TASK TO COMPLETE → Determine how many lines of the material hold the string "nivou" and reply with only that number.

----------------------------------------

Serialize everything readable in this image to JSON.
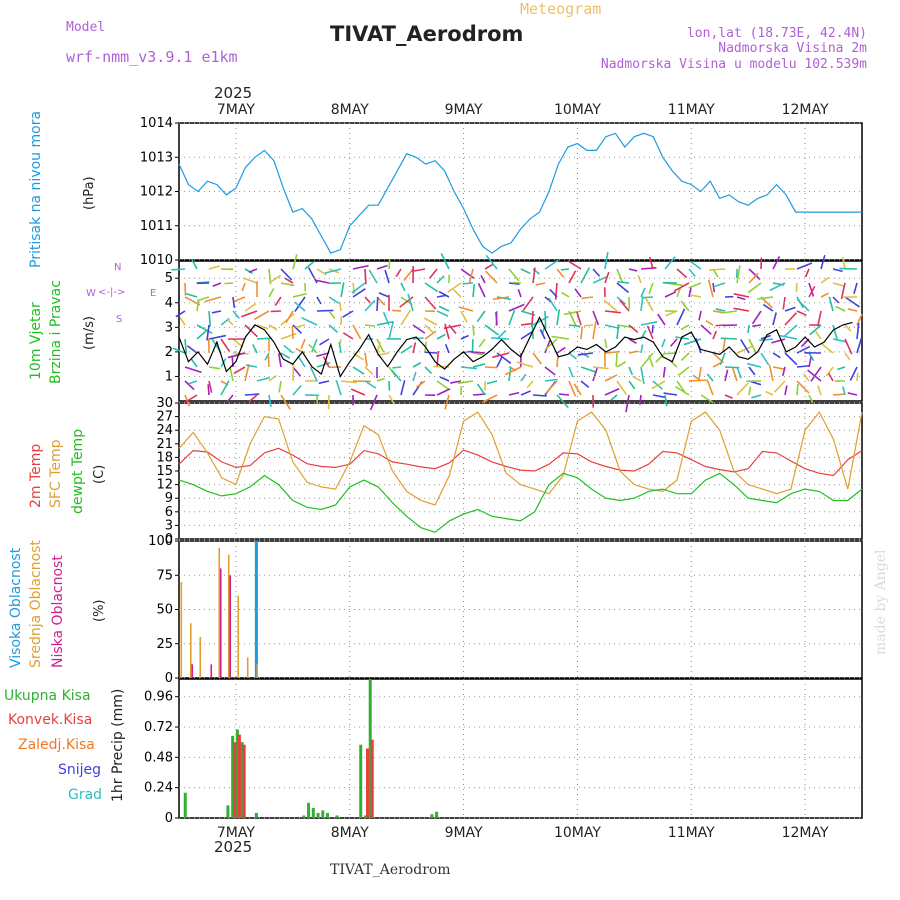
{
  "header": {
    "title": "TIVAT_Aerodrom",
    "subtitle": "Meteogram",
    "model_label": "Model",
    "model_name": "wrf-nmm_v3.9.1 e1km",
    "lonlat": "lon,lat (18.73E, 42.4N)",
    "altitude": "Nadmorska Visina 2m",
    "model_altitude": "Nadmorska Visina u modelu 102.539m",
    "year_top": "2025",
    "year_bottom": "2025",
    "footer": "TIVAT_Aerodrom",
    "watermark": "made by Angel"
  },
  "colors": {
    "pressure": "#1e9be0",
    "temp2m": "#e84040",
    "sfc": "#e0a030",
    "dewpt": "#20c020",
    "high_cloud": "#1e9be0",
    "mid_cloud": "#e0a030",
    "low_cloud": "#d0208a",
    "total_precip": "#30b030",
    "convective": "#e84040",
    "frozen": "#f07828",
    "snow": "#4040e0",
    "hail": "#30c0c0"
  },
  "chart_data": [
    {
      "type": "line",
      "panel": "pressure",
      "ylabel": "Pritisak na nivou mora",
      "unit": "(hPa)",
      "ylim": [
        1010,
        1014
      ],
      "yticks": [
        "1010",
        "1011",
        "1012",
        "1013",
        "1014"
      ],
      "x_categories": [
        "7MAY",
        "8MAY",
        "9MAY",
        "10MAY",
        "11MAY",
        "12MAY"
      ],
      "x_start_hour_offset": -12,
      "x_end_hour_offset": 132,
      "series": [
        {
          "name": "Pritisak na nivou mora",
          "x": [
            -12,
            -10,
            -8,
            -6,
            -4,
            -2,
            0,
            2,
            4,
            6,
            8,
            10,
            12,
            14,
            16,
            18,
            20,
            22,
            24,
            26,
            28,
            30,
            32,
            34,
            36,
            38,
            40,
            42,
            44,
            46,
            48,
            50,
            52,
            54,
            56,
            58,
            60,
            62,
            64,
            66,
            68,
            70,
            72,
            74,
            76,
            78,
            80,
            82,
            84,
            86,
            88,
            90,
            92,
            94,
            96,
            98,
            100,
            102,
            104,
            106,
            108,
            110,
            112,
            114,
            116,
            118,
            120,
            122,
            124,
            126,
            128,
            130,
            132
          ],
          "values": [
            1012.8,
            1012.2,
            1012.0,
            1012.3,
            1012.2,
            1011.9,
            1012.1,
            1012.7,
            1013.0,
            1013.2,
            1012.9,
            1012.1,
            1011.4,
            1011.5,
            1011.2,
            1010.7,
            1010.2,
            1010.3,
            1011.0,
            1011.3,
            1011.6,
            1011.6,
            1012.1,
            1012.6,
            1013.1,
            1013.0,
            1012.8,
            1012.9,
            1012.6,
            1012.0,
            1011.5,
            1010.9,
            1010.4,
            1010.2,
            1010.4,
            1010.5,
            1010.9,
            1011.2,
            1011.4,
            1012.0,
            1012.8,
            1013.3,
            1013.4,
            1013.2,
            1013.2,
            1013.6,
            1013.7,
            1013.3,
            1013.6,
            1013.7,
            1013.6,
            1013.0,
            1012.6,
            1012.3,
            1012.2,
            1012.0,
            1012.3,
            1011.8,
            1011.9,
            1011.7,
            1011.6,
            1011.8,
            1011.9,
            1012.2,
            1011.9,
            1011.4,
            1011.4,
            1011.4,
            1011.4,
            1011.4,
            1011.4,
            1011.4,
            1011.4
          ]
        }
      ]
    },
    {
      "type": "line",
      "panel": "wind",
      "ylabel": "10m Vjetar Brzina i Pravac",
      "unit": "(m/s)",
      "ylim": [
        0,
        5.7
      ],
      "yticks": [
        "1",
        "2",
        "3",
        "4",
        "5"
      ],
      "compass": [
        "N",
        "W",
        "E",
        "S"
      ],
      "series": [
        {
          "name": "10m Vjetar",
          "x": [
            -12,
            -10,
            -8,
            -6,
            -4,
            -2,
            0,
            2,
            4,
            6,
            8,
            10,
            12,
            14,
            16,
            18,
            20,
            22,
            24,
            26,
            28,
            30,
            32,
            34,
            36,
            38,
            40,
            42,
            44,
            46,
            48,
            50,
            52,
            54,
            56,
            58,
            60,
            62,
            64,
            66,
            68,
            70,
            72,
            74,
            76,
            78,
            80,
            82,
            84,
            86,
            88,
            90,
            92,
            94,
            96,
            98,
            100,
            102,
            104,
            106,
            108,
            110,
            112,
            114,
            116,
            118,
            120,
            122,
            124,
            126,
            128,
            130
          ],
          "values": [
            2.6,
            1.6,
            2.0,
            1.5,
            2.4,
            1.2,
            1.6,
            2.6,
            3.1,
            2.9,
            2.4,
            1.7,
            1.5,
            2.0,
            1.4,
            1.1,
            2.3,
            1.0,
            1.6,
            2.1,
            2.7,
            1.9,
            1.4,
            2.0,
            2.5,
            2.6,
            2.2,
            1.6,
            1.3,
            1.7,
            2.0,
            1.6,
            1.8,
            2.1,
            2.5,
            2.1,
            1.8,
            2.6,
            3.4,
            2.6,
            1.8,
            1.9,
            2.2,
            2.1,
            2.3,
            2.0,
            2.2,
            2.6,
            2.5,
            2.6,
            2.4,
            1.8,
            1.6,
            2.6,
            2.8,
            2.1,
            2.0,
            1.9,
            2.2,
            1.8,
            1.7,
            2.0,
            2.7,
            2.9,
            2.0,
            2.2,
            2.6,
            2.2,
            2.4,
            2.9,
            3.1,
            3.2
          ]
        }
      ]
    },
    {
      "type": "line",
      "panel": "temperature",
      "ylabel_lines": [
        "2m Temp",
        "SFC Temp",
        "dewpt Temp"
      ],
      "unit": "(C)",
      "ylim": [
        0,
        30
      ],
      "yticks": [
        "0",
        "3",
        "6",
        "9",
        "12",
        "15",
        "18",
        "21",
        "24",
        "27",
        "30"
      ],
      "series": [
        {
          "name": "2m Temp",
          "x": [
            -12,
            -9,
            -6,
            -3,
            0,
            3,
            6,
            9,
            12,
            15,
            18,
            21,
            24,
            27,
            30,
            33,
            36,
            39,
            42,
            45,
            48,
            51,
            54,
            57,
            60,
            63,
            66,
            69,
            72,
            75,
            78,
            81,
            84,
            87,
            90,
            93,
            96,
            99,
            102,
            105,
            108,
            111,
            114,
            117,
            120,
            123,
            126,
            129,
            132
          ],
          "values": [
            16.5,
            19.5,
            19.2,
            17.0,
            15.8,
            16.2,
            19.0,
            20.0,
            18.5,
            16.6,
            16.0,
            15.8,
            16.5,
            19.5,
            18.8,
            17.0,
            16.5,
            15.9,
            15.5,
            16.8,
            19.6,
            18.5,
            17.0,
            16.0,
            15.2,
            15.0,
            16.5,
            19.0,
            18.8,
            17.0,
            16.0,
            15.2,
            15.0,
            16.5,
            19.3,
            19.0,
            17.5,
            16.0,
            15.3,
            14.8,
            15.5,
            19.3,
            19.0,
            17.2,
            15.5,
            14.5,
            14.0,
            17.5,
            19.5
          ]
        },
        {
          "name": "SFC Temp",
          "x": [
            -12,
            -9,
            -6,
            -3,
            0,
            3,
            6,
            9,
            12,
            15,
            18,
            21,
            24,
            27,
            30,
            33,
            36,
            39,
            42,
            45,
            48,
            51,
            54,
            57,
            60,
            63,
            66,
            69,
            72,
            75,
            78,
            81,
            84,
            87,
            90,
            93,
            96,
            99,
            102,
            105,
            108,
            111,
            114,
            117,
            120,
            123,
            126,
            129,
            132
          ],
          "values": [
            20.0,
            23.5,
            19.0,
            13.5,
            12.0,
            21.0,
            27.0,
            26.5,
            17.0,
            12.5,
            11.5,
            11.0,
            17.0,
            25.0,
            23.0,
            15.0,
            10.5,
            8.5,
            7.5,
            14.0,
            26.0,
            28.0,
            23.0,
            14.5,
            12.0,
            11.0,
            10.0,
            14.0,
            26.0,
            28.0,
            24.0,
            15.0,
            12.0,
            11.0,
            10.5,
            13.0,
            26.0,
            28.0,
            24.0,
            15.0,
            12.0,
            11.0,
            10.0,
            11.0,
            24.0,
            28.0,
            22.0,
            11.0,
            28.0
          ]
        },
        {
          "name": "dewpt Temp",
          "x": [
            -12,
            -9,
            -6,
            -3,
            0,
            3,
            6,
            9,
            12,
            15,
            18,
            21,
            24,
            27,
            30,
            33,
            36,
            39,
            42,
            45,
            48,
            51,
            54,
            57,
            60,
            63,
            66,
            69,
            72,
            75,
            78,
            81,
            84,
            87,
            90,
            93,
            96,
            99,
            102,
            105,
            108,
            111,
            114,
            117,
            120,
            123,
            126,
            129,
            132
          ],
          "values": [
            13.0,
            12.0,
            10.5,
            9.5,
            10.0,
            11.5,
            14.0,
            12.0,
            8.5,
            7.0,
            6.5,
            7.5,
            11.5,
            13.0,
            11.5,
            8.0,
            5.0,
            2.5,
            1.5,
            4.0,
            5.5,
            6.5,
            5.0,
            4.5,
            4.0,
            6.0,
            12.0,
            14.5,
            13.5,
            11.0,
            9.0,
            8.5,
            9.0,
            10.5,
            11.0,
            10.0,
            10.0,
            13.0,
            14.5,
            12.0,
            9.0,
            8.5,
            8.0,
            10.0,
            11.0,
            10.5,
            8.5,
            8.5,
            11.0
          ]
        }
      ]
    },
    {
      "type": "bar",
      "panel": "clouds",
      "ylabel_lines": [
        "Visoka Oblacnost",
        "Srednja Oblacnost",
        "Niska Oblacnost"
      ],
      "unit": "(%)",
      "ylim": [
        0,
        100
      ],
      "yticks": [
        "0",
        "25",
        "50",
        "75",
        "100"
      ],
      "series": [
        {
          "name": "Visoka Oblacnost",
          "x": [
            -12,
            -11,
            -10,
            -9,
            -8,
            -7,
            -6,
            -5,
            -4,
            -3,
            -2,
            -1,
            0,
            1,
            2,
            3,
            4,
            5,
            6,
            7,
            8,
            9,
            10,
            11,
            12,
            13,
            14,
            15,
            16,
            17,
            18,
            19,
            20,
            21,
            22,
            23,
            24,
            25,
            26,
            27,
            28,
            29,
            30,
            31,
            32,
            33,
            34,
            35,
            36,
            37,
            38,
            39,
            40,
            41,
            42,
            43,
            44,
            45,
            46,
            47,
            48,
            49,
            50,
            51,
            52,
            53,
            54,
            55,
            56,
            57,
            58,
            59,
            60,
            61,
            62,
            63,
            64,
            65,
            66,
            67,
            68,
            69,
            70,
            71,
            72
          ],
          "values": [
            0,
            0,
            0,
            0,
            0,
            0,
            0,
            0,
            0,
            0,
            0,
            0,
            0,
            0,
            0,
            0,
            100,
            0,
            0,
            0,
            0,
            0,
            0,
            0,
            0,
            0,
            0,
            0,
            0,
            0,
            0,
            0,
            0,
            0,
            0,
            0,
            0,
            0,
            0,
            0,
            0,
            0,
            0,
            0,
            0,
            0,
            0,
            0,
            0,
            0,
            0,
            0,
            0,
            0,
            0,
            0,
            0,
            0,
            0,
            0,
            0,
            0,
            0,
            0,
            0,
            0,
            0,
            0,
            0,
            0,
            0,
            0,
            0,
            0,
            0,
            0,
            0,
            0,
            0,
            0,
            0,
            0,
            0,
            0,
            0
          ]
        },
        {
          "name": "Srednja Oblacnost",
          "x": [
            -12,
            -10,
            -8,
            -6,
            -4,
            -2,
            0,
            2,
            4,
            6,
            8
          ],
          "values": [
            70,
            40,
            30,
            0,
            95,
            90,
            60,
            15,
            10,
            0,
            0
          ]
        },
        {
          "name": "Niska Oblacnost",
          "x": [
            -12,
            -10,
            -8,
            -6,
            -4,
            -2,
            0,
            2,
            4,
            6,
            8
          ],
          "values": [
            0,
            10,
            0,
            10,
            80,
            75,
            0,
            0,
            0,
            0,
            0
          ]
        }
      ]
    },
    {
      "type": "bar",
      "panel": "precip",
      "ylabel": "1hr Precip",
      "unit": "(mm)",
      "ylim": [
        0,
        1.1
      ],
      "yticks": [
        "0",
        "0.24",
        "0.48",
        "0.72",
        "0.96"
      ],
      "legend": [
        "Ukupna Kisa",
        "Konvek.Kisa",
        "Zaledj.Kisa",
        "Snijeg",
        "Grad"
      ],
      "series": [
        {
          "name": "Ukupna Kisa",
          "x": [
            -11,
            -2,
            -1,
            0,
            1,
            4,
            14,
            15,
            16,
            17,
            18,
            19,
            21,
            26,
            27,
            28,
            41,
            42
          ],
          "values": [
            0.2,
            0.1,
            0.65,
            0.7,
            0.6,
            0.04,
            0.02,
            0.12,
            0.08,
            0.04,
            0.06,
            0.04,
            0.02,
            0.58,
            0.02,
            1.1,
            0.03,
            0.05
          ]
        },
        {
          "name": "Konvek.Kisa",
          "x": [
            -1,
            0,
            1,
            27,
            28
          ],
          "values": [
            0.6,
            0.66,
            0.58,
            0.55,
            0.62
          ]
        }
      ]
    }
  ]
}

----------------------------------------

OUTPUT FOR THIS EXERCISE → 2